* [WHAT YOU NEED TO DO] Look through the data for the string "with". Copy every line where it is found.

* [PROVIDED DATA]

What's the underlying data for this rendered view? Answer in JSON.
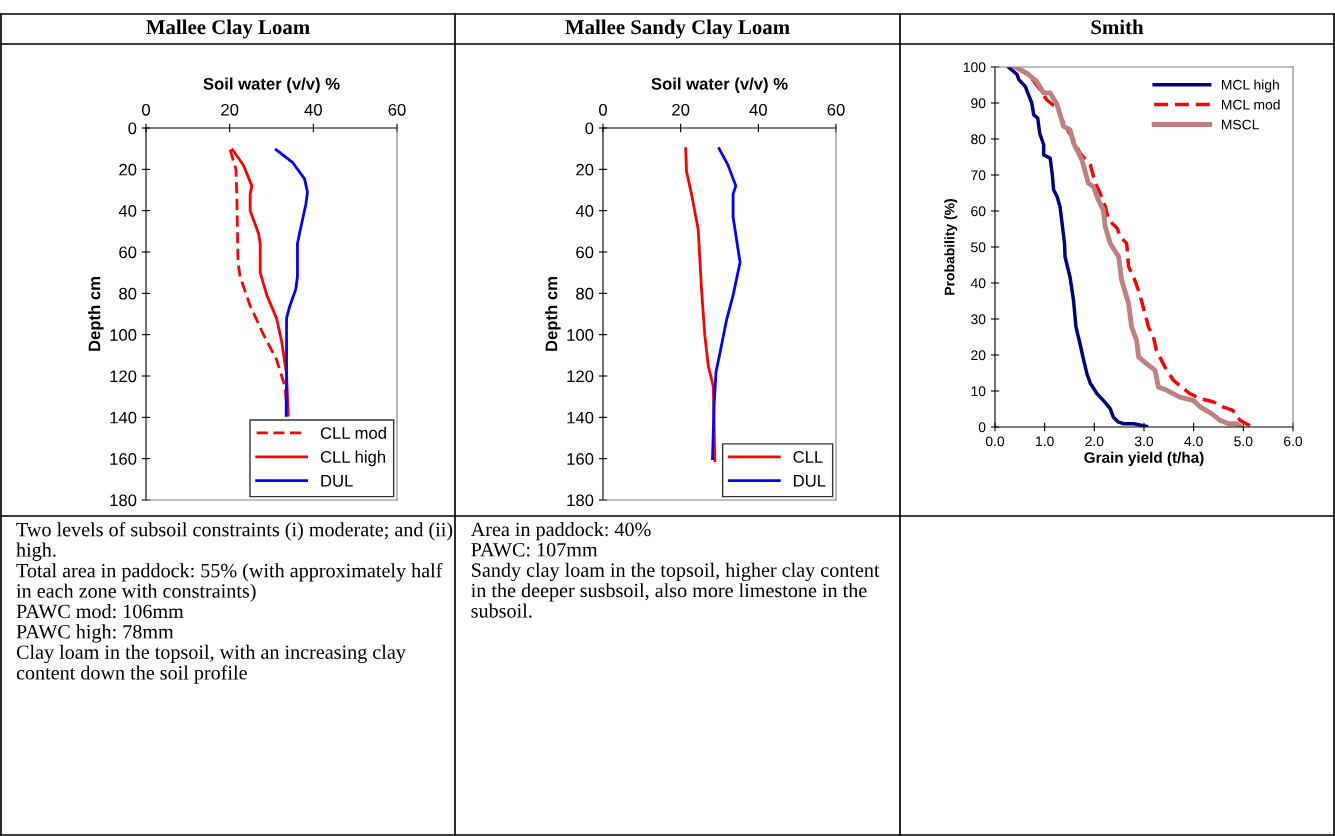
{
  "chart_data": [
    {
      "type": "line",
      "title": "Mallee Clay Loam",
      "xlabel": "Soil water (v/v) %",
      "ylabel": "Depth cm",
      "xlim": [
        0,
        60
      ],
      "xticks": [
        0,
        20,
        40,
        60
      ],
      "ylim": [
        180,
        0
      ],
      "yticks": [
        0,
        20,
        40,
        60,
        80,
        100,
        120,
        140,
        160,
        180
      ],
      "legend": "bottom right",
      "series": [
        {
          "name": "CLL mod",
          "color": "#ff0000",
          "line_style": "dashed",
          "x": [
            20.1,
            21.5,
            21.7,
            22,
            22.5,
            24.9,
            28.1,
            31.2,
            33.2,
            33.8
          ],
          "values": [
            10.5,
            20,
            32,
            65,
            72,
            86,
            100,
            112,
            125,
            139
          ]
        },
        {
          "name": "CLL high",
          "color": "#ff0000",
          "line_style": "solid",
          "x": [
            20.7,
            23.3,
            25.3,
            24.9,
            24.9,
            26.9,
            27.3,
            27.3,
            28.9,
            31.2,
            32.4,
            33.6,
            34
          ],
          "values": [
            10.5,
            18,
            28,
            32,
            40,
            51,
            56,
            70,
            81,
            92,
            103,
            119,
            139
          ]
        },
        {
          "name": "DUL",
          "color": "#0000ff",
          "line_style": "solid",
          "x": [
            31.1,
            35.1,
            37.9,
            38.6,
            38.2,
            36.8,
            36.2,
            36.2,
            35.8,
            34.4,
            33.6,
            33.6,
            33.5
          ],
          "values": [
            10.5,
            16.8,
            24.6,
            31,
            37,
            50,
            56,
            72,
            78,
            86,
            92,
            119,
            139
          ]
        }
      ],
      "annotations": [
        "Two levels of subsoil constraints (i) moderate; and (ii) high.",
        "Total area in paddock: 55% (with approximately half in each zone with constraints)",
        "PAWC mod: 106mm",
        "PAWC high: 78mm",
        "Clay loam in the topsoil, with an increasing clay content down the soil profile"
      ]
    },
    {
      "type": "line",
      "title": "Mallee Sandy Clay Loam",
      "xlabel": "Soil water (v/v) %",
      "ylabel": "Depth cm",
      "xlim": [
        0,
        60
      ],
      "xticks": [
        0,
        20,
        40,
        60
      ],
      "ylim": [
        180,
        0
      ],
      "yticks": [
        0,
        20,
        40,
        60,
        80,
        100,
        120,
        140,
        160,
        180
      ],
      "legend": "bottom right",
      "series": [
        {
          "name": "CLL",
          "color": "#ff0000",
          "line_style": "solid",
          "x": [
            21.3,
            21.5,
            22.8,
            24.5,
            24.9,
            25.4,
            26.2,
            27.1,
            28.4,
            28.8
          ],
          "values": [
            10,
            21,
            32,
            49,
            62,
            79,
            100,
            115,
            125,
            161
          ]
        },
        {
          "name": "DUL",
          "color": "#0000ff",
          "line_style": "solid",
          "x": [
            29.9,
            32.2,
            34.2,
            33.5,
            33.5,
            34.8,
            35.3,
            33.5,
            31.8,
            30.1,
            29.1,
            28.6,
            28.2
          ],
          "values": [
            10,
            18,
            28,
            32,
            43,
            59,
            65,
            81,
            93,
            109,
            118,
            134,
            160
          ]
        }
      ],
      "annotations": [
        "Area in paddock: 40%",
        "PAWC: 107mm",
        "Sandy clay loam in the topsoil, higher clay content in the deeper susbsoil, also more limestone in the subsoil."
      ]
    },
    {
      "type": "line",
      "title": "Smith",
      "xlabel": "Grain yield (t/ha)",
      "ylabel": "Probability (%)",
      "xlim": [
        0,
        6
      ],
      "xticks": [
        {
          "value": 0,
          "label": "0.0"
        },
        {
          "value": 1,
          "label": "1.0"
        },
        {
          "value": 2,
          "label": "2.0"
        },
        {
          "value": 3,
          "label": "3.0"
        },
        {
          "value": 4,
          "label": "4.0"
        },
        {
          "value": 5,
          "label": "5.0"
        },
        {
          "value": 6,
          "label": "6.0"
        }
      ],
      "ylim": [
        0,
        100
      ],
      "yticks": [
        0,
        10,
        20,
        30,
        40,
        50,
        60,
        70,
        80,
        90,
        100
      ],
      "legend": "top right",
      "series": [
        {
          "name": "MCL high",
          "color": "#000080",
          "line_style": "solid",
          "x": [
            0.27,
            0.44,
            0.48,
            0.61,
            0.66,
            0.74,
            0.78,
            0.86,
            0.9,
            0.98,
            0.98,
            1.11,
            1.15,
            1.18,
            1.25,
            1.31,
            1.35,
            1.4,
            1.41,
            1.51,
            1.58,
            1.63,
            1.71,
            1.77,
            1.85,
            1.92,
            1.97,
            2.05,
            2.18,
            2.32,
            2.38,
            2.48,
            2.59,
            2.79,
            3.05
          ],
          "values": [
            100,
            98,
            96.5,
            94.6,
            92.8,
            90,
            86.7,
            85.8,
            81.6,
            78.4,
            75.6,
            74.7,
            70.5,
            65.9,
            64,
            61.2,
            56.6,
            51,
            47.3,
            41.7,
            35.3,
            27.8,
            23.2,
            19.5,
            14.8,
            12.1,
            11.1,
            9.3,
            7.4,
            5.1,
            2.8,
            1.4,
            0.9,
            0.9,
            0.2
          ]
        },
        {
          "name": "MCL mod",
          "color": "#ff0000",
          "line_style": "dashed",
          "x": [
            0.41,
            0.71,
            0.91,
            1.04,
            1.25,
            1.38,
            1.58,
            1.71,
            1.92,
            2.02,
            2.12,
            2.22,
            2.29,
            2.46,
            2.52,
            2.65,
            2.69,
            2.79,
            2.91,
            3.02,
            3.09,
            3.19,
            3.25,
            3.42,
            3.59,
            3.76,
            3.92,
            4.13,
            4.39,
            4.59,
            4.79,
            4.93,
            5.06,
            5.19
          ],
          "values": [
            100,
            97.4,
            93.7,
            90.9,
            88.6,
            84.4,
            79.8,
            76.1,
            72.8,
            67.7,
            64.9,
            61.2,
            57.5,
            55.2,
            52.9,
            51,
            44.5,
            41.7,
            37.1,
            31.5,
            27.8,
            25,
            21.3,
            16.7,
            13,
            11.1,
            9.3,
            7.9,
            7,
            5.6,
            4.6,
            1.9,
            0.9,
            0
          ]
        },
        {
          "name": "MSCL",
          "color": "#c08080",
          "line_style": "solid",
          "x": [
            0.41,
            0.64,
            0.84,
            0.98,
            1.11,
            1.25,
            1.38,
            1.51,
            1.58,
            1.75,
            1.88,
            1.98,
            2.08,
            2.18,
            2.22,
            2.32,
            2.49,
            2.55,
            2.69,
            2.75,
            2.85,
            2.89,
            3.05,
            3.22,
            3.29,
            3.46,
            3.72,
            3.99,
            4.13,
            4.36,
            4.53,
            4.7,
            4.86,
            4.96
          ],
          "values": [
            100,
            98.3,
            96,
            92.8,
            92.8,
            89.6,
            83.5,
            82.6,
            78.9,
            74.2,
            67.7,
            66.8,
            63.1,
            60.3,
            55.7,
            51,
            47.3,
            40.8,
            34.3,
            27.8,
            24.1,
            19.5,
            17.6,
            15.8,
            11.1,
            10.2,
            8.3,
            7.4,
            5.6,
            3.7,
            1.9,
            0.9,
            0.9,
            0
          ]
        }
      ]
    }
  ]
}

==

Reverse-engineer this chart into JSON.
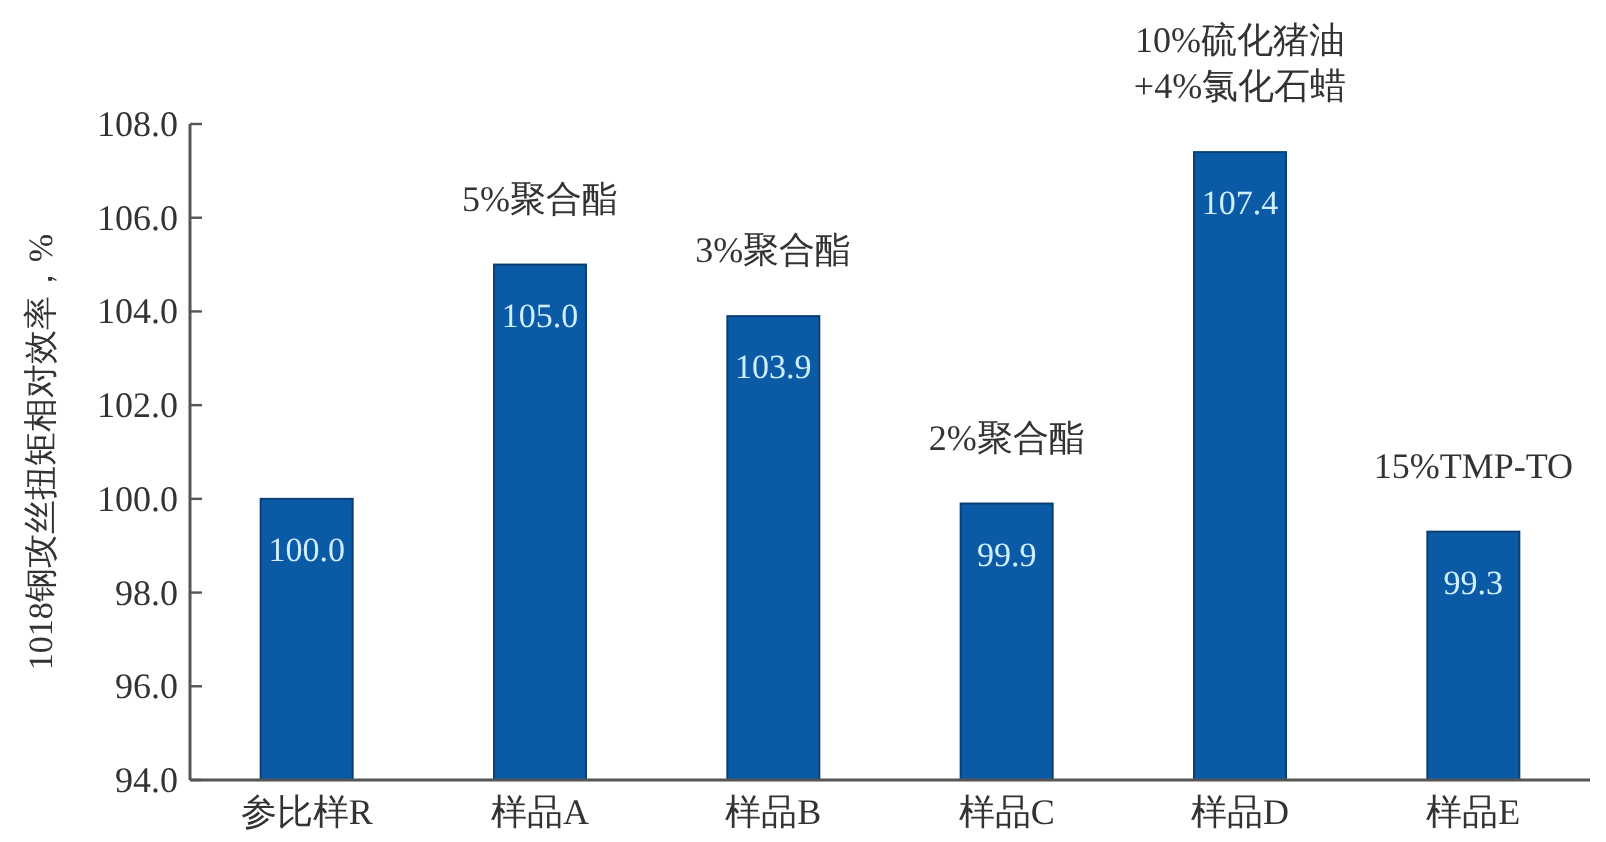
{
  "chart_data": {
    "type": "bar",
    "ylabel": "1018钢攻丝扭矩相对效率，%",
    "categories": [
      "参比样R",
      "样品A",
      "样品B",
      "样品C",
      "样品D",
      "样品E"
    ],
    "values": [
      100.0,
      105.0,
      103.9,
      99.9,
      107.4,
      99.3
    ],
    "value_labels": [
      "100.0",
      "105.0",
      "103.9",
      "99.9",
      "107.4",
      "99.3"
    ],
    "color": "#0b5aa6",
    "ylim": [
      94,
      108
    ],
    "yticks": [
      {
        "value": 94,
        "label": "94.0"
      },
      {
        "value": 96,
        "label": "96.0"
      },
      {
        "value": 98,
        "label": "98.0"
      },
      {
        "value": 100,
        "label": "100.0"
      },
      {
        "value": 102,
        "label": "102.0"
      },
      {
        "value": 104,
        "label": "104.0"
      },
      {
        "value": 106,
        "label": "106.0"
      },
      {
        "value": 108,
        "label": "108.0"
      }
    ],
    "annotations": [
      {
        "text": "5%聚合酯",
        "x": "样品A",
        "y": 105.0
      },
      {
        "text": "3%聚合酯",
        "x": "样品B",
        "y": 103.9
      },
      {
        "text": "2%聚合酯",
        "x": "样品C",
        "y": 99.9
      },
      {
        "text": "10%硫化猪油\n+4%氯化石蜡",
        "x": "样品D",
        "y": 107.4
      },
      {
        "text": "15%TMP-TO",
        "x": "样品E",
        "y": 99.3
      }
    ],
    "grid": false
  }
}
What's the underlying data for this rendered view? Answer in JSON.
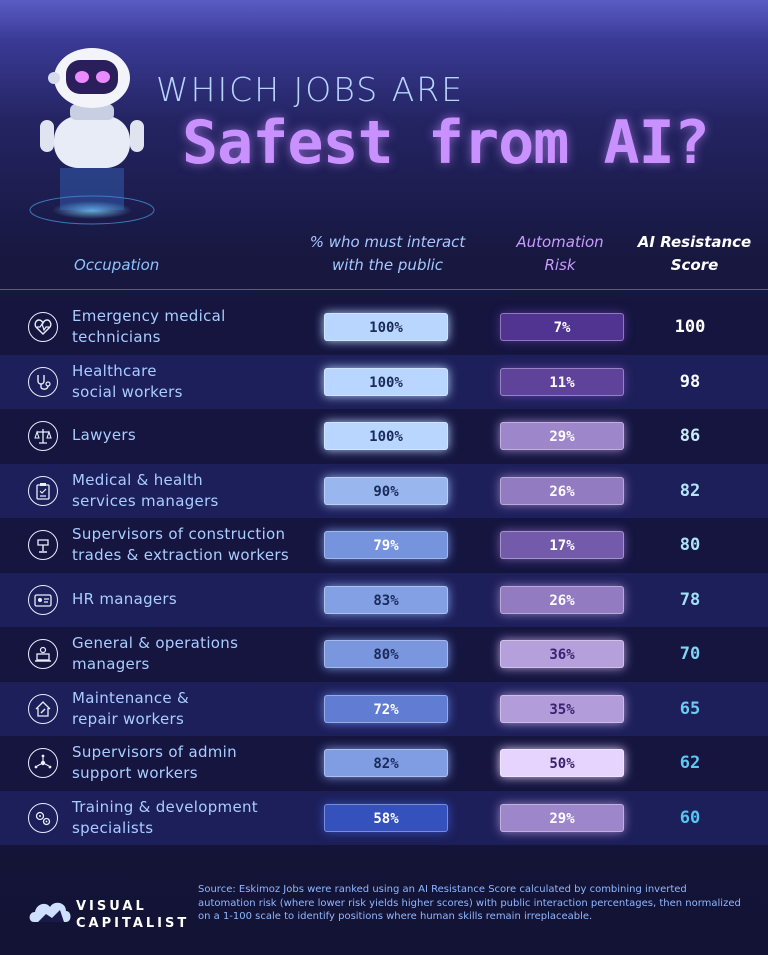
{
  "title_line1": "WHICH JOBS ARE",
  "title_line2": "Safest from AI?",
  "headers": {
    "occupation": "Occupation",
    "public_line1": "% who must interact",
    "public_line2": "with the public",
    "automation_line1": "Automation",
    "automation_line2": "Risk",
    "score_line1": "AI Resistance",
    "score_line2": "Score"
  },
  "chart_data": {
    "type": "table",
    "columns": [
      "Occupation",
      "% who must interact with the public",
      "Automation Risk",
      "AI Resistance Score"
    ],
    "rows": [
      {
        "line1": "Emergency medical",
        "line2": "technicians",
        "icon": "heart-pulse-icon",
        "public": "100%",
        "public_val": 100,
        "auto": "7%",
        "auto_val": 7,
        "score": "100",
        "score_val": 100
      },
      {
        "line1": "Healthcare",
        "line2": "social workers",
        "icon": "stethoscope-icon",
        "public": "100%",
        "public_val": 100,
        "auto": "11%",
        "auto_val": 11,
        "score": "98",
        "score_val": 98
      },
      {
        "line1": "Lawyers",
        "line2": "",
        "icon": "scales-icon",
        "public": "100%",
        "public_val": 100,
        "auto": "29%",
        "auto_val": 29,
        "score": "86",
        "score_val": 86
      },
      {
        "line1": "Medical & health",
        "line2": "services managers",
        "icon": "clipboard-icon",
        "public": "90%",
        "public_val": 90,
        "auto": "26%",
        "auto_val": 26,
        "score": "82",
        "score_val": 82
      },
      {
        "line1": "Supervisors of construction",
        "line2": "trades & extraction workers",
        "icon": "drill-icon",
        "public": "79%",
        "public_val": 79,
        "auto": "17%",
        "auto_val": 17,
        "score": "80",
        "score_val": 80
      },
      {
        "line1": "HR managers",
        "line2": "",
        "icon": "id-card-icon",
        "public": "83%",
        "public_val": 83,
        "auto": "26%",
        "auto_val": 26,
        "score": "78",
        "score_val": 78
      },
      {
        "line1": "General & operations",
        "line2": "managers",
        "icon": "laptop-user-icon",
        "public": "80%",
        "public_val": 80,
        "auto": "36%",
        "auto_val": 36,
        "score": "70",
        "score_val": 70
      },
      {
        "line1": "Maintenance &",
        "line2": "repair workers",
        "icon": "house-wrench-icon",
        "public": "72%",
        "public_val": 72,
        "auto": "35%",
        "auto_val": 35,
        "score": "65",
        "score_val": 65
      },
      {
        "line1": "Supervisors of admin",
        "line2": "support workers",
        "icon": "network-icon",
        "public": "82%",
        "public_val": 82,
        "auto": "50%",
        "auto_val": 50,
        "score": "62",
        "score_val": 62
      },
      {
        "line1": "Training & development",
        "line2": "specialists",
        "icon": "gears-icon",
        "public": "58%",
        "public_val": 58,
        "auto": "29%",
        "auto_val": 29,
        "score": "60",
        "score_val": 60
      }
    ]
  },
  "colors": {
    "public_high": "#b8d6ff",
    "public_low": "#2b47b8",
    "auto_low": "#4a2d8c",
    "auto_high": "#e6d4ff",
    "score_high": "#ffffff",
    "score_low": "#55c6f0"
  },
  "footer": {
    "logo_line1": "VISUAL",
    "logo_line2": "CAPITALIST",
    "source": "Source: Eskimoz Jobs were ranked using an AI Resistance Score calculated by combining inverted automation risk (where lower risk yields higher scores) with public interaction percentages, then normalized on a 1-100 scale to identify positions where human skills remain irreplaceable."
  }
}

==

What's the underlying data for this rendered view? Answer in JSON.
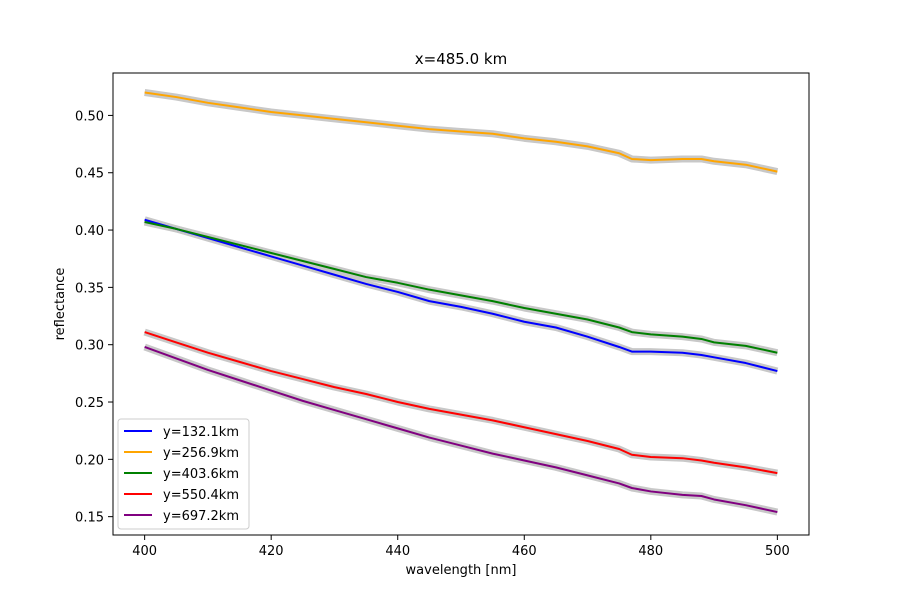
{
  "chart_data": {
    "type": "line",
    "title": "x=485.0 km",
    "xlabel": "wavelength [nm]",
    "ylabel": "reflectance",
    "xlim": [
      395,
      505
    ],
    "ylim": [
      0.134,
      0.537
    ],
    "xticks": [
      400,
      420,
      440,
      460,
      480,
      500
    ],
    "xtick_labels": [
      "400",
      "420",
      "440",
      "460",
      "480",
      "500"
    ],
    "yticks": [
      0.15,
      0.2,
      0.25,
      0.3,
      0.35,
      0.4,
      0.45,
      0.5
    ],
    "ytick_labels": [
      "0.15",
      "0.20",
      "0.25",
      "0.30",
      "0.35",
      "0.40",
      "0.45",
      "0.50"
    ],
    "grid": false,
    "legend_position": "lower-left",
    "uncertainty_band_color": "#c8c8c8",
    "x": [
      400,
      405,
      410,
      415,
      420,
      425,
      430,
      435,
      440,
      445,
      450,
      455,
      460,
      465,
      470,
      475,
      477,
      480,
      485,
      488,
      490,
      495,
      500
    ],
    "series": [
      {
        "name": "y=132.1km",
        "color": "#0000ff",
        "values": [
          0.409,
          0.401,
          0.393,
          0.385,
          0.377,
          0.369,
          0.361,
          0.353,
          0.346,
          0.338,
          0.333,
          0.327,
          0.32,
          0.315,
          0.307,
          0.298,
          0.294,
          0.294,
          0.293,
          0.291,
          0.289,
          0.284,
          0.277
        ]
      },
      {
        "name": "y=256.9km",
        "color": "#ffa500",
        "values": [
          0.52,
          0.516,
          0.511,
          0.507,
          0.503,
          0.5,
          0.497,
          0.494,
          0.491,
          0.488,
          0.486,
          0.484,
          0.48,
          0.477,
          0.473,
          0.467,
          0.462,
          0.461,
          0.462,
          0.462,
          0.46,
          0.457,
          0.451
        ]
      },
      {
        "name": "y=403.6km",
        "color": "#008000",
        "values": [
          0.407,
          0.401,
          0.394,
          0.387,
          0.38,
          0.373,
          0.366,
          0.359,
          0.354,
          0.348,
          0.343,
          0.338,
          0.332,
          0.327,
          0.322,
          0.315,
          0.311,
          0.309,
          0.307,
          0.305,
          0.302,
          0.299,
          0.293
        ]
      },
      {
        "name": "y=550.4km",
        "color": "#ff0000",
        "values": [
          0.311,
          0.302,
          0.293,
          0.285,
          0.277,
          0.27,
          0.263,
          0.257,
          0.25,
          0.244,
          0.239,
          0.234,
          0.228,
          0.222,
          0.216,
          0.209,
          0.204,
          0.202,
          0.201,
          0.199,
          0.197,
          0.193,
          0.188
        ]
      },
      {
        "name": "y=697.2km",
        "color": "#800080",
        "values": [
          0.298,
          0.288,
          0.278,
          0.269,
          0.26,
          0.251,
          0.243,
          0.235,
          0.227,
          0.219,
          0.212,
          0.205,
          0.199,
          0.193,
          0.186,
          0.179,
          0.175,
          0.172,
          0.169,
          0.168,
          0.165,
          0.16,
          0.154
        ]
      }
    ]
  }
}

* [WRITTEN RESPONSE]
        "Total area in paddock: 55% (with approximately half in each zone with constraints)",
        "Clay loam in the topsoil, with an increasing clay content down the soil profile"
    "public_line2": "with the public",
      "% who must interact with the public",
    "source": "Source: Eskimoz Jobs were ranked using an AI Resistance Score calculated by combining inverted automation risk (where lower risk yields higher scores) with public interaction percentages, then normalized on a 1-100 scale to identify positions where human skills remain irreplaceable."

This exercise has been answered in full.